Document text:
** BEGIN **
Let me now provide additional details about our balance sheet. At the end of Q2, we had contract assets worth $597.4 million, which reflects the net present value of unbilled AR related to licensing arrangements for which the Company has no future performance obligations. I expect this number to continue to trend down as we bill and collect for these contracts. It's important to note that this metric doesn't represent the entire value of our existing licensing agreements as several customers have royalty-based agreements that allow us to recognize revenue each quarter under ASC 606.

As I mentioned previously, we entered into a share purchase agreement with Visa last month to acquire our Payments and Ticketing business for $75 million in cash. We expect to close in the coming months pending regulatory approvals and other customary closing conditions. We classified the assets and liabilities for our Payments and Ticketing business as held-for-sale until the transaction is completed. The net carrying amount of this business as of the second quarter was $88.5 million considering assets and liabilities.

After considering the $75 million purchase price and approximately $3.5 million in transaction costs, we recorded an impairment charge of $17 million in our GAAP results in Q2. Of course, these numbers are subject to final working capital amounts once the transaction closes. Second quarter CapEx was $3.3 million and depreciation was $3.1 million. Looking forward, I expect roughly $3 million of CapEx for the third quarter and roughly $11 million for the full year of 2019. I also expect depreciation of roughly $3 million for the third quarter and roughly $12 million for the full year of 2019. Overall, we have a strong balance sheet with limited debt and expect to continue to generate strong cash from operations in the future.

Now, let me turn to our guidance for the third quarter on Slide 10. As a reminder, our forward-looking guidance reflects our current best estimates and our actual results could differ materially from what I'm about to review. Going forward, we'll only provide financial outlook under ASC 606. Future revenue under ASC 606 will be volatile from financial period-to-period due to the timing and structure of our licensing arrangements. We will continue to focus on leveraging our vast patent portfolio to maximize the value for our business, as well as to provide the best economic structure. To offer additional transparency, we've also been providing information on licensing billings, which is an operational metric that reflects amounts invoiced to our licensing customers during the period adjusted for certain differences.

As you see in the supplemental information we provided on Slide 17 of our earnings deck, licensing billings closely correlates with what we've historically reported as royalty revenue under ASC 605. We'll continue to provide licensing billings as another operational metric to help our investors understanding the underlying performance of our Company. As I mentioned previously, because we expect to close the sale of our Payments and Ticketing business in the coming months, we've excluded that business in the guidance we have provided today. Similarly, due to purchase accounting and the timing of close, I do not expect Northwest Logic to have a material impact on our guidance for the third quarter.
** END **
To be done:
• A. According to the earnings call remarks, how large an impairment charge was recorded in the GAAP results for Q2?
• B. Reproduce the passage of the earnings call remarks starting at "Let me now provide" and ending at "quarter under ASC 606.".
The listing after this point is separate material, unconnected to the earnings call remarks.

Information shown:
** BEGIN **
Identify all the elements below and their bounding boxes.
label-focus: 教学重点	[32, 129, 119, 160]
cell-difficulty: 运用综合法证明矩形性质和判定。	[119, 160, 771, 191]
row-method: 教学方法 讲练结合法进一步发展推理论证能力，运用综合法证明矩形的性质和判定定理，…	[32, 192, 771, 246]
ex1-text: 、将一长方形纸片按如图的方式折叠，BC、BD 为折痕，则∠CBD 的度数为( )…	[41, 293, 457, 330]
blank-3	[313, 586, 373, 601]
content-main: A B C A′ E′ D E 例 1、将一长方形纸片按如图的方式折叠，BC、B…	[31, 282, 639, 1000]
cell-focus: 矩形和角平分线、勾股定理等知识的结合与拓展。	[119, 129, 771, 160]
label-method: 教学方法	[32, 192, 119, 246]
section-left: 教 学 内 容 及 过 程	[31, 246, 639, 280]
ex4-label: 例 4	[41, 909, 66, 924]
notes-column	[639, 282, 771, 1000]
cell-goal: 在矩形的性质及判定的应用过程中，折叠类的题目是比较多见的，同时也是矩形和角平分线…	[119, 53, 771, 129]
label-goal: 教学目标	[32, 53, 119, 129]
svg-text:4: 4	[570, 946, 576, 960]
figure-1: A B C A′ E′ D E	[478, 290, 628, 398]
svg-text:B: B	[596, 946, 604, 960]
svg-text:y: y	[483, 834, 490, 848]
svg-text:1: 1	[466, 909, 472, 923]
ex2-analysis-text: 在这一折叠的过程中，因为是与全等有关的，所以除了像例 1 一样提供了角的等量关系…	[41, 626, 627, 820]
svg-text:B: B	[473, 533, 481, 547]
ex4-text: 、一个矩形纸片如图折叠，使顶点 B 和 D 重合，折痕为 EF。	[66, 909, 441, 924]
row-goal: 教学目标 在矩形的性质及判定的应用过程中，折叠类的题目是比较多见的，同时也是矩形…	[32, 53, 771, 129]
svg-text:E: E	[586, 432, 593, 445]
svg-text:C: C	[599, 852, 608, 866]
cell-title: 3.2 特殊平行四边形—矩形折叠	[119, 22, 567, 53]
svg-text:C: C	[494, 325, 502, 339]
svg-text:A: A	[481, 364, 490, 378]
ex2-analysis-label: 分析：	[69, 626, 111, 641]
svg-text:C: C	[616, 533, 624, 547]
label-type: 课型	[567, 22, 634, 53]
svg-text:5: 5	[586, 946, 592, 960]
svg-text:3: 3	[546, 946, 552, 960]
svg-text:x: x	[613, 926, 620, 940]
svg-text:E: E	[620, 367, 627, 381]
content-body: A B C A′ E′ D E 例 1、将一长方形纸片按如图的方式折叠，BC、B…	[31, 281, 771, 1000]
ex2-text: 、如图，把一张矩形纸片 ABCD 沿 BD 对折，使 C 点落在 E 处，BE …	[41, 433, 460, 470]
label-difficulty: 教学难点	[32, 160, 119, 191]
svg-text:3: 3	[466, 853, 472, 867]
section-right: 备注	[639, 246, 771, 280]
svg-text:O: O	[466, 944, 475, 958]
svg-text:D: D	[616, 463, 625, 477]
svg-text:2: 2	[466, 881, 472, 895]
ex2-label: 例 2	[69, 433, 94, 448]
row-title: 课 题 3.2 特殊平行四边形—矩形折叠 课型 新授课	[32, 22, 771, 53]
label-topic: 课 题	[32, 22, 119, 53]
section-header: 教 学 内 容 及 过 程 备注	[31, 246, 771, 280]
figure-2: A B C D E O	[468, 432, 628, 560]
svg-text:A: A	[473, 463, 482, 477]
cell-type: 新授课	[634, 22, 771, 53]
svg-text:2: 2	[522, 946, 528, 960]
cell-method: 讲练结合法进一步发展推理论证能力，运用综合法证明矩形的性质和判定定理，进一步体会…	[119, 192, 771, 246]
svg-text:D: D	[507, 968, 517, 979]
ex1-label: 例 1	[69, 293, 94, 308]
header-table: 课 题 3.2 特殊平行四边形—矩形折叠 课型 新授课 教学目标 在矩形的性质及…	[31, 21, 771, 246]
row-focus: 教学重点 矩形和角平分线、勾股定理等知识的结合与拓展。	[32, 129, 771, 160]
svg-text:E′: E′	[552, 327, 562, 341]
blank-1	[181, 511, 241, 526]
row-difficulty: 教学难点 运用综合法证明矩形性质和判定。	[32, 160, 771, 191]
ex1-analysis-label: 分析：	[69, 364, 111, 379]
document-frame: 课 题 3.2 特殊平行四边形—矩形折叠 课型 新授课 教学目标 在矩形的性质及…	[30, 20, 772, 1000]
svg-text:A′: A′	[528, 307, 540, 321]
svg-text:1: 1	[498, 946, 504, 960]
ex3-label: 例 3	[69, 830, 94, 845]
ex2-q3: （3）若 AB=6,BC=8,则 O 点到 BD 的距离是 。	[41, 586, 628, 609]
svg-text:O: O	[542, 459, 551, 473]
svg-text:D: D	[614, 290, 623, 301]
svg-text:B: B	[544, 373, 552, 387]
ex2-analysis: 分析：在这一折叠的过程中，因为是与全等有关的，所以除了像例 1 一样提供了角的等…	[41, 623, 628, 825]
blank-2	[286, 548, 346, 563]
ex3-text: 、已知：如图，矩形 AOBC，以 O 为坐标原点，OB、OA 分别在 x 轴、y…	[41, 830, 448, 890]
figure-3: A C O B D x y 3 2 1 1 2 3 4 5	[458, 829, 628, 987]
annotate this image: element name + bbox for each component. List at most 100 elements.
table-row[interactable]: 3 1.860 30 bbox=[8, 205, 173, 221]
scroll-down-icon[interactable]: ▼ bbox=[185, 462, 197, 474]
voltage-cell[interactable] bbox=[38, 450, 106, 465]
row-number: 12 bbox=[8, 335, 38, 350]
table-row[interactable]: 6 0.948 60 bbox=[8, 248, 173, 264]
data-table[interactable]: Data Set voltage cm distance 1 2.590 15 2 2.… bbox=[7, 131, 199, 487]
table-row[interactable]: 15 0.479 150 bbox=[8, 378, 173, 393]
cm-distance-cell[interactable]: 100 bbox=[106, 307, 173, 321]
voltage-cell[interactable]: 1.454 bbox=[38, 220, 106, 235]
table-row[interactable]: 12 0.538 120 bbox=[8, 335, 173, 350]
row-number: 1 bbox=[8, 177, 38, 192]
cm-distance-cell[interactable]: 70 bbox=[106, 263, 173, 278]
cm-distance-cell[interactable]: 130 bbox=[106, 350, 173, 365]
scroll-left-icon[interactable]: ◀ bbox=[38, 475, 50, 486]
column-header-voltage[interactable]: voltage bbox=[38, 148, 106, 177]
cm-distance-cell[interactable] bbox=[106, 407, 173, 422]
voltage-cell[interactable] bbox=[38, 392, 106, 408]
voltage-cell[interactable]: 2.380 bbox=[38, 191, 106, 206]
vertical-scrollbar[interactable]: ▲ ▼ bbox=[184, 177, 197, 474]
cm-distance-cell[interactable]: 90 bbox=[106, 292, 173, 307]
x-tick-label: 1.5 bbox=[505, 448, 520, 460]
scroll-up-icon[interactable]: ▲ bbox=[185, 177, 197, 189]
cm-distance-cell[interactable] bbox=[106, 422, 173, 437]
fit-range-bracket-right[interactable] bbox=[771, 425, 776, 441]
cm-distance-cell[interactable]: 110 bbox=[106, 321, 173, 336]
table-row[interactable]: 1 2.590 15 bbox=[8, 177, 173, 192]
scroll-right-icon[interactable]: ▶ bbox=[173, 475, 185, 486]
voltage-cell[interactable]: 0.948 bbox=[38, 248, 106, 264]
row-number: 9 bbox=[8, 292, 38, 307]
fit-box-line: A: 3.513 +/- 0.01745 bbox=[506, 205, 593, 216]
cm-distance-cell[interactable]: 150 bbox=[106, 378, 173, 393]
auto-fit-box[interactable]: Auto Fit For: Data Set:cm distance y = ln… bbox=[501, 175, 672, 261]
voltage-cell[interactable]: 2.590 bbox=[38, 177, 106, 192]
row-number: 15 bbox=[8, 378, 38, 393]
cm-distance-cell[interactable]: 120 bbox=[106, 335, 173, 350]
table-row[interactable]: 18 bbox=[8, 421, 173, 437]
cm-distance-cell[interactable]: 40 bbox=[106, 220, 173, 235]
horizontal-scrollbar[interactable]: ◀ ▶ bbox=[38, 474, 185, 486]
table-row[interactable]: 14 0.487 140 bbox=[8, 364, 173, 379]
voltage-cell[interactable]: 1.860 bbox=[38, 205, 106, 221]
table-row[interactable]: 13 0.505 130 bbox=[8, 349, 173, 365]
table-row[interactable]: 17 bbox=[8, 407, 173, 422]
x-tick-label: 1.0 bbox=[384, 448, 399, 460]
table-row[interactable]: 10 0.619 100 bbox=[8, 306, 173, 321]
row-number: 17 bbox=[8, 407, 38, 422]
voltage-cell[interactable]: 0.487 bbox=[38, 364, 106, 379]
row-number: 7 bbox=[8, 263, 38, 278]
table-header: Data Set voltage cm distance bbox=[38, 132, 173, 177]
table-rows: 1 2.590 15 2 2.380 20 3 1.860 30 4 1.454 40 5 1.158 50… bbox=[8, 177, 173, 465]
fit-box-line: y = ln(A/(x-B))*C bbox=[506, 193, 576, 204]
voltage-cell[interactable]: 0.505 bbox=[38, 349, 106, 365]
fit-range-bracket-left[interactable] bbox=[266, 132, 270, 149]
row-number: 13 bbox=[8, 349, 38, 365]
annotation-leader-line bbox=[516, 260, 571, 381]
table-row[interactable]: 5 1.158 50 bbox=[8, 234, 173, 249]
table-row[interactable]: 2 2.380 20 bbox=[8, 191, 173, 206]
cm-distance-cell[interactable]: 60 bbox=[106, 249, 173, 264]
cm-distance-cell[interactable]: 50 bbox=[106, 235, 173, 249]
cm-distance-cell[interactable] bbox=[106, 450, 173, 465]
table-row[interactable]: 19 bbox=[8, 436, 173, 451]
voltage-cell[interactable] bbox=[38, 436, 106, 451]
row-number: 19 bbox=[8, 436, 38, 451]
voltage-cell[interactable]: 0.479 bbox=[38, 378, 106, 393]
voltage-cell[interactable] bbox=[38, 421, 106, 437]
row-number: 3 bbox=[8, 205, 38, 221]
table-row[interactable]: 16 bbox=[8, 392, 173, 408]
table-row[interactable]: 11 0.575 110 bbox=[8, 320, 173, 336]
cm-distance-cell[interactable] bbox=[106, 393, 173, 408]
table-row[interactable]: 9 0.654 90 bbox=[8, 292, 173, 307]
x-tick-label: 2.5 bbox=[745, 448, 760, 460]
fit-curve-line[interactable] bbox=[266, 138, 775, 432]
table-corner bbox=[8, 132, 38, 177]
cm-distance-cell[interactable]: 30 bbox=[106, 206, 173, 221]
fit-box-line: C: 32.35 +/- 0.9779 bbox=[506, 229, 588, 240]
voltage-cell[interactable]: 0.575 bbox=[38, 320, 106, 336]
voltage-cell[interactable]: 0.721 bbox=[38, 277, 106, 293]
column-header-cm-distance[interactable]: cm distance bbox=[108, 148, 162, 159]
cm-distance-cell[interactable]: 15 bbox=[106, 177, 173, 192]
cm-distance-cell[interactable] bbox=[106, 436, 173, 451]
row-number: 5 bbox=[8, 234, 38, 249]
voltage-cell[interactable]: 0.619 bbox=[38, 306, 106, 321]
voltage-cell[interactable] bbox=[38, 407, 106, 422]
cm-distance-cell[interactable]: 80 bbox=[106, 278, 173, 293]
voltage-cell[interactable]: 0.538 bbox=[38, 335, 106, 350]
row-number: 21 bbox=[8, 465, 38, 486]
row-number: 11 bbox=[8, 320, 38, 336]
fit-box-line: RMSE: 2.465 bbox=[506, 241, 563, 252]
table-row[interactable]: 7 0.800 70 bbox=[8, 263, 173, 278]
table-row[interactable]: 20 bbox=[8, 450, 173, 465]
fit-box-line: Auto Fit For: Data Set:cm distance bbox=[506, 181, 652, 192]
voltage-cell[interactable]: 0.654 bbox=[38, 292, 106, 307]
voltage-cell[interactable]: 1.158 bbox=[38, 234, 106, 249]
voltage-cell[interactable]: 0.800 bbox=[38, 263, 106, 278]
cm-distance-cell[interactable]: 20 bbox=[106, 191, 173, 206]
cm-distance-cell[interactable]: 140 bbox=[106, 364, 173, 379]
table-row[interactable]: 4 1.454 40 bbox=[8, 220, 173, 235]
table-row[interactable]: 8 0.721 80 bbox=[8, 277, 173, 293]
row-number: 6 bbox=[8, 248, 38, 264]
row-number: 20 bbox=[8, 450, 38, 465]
** END **
Responses by task:
• A. $17 million.

• B.
Let me now provide additional details about our balance sheet. At the end of Q2, we had contract assets worth $597.4 million, which reflects the net present value of unbilled AR related to licensing arrangements for which the Company has no future performance obligations. I expect this number to continue to trend down as we bill and collect for these contracts. It's important to note that this metric doesn't represent the entire value of our existing licensing agreements as several customers have royalty-based agreements that allow us to recognize revenue each quarter under ASC 606.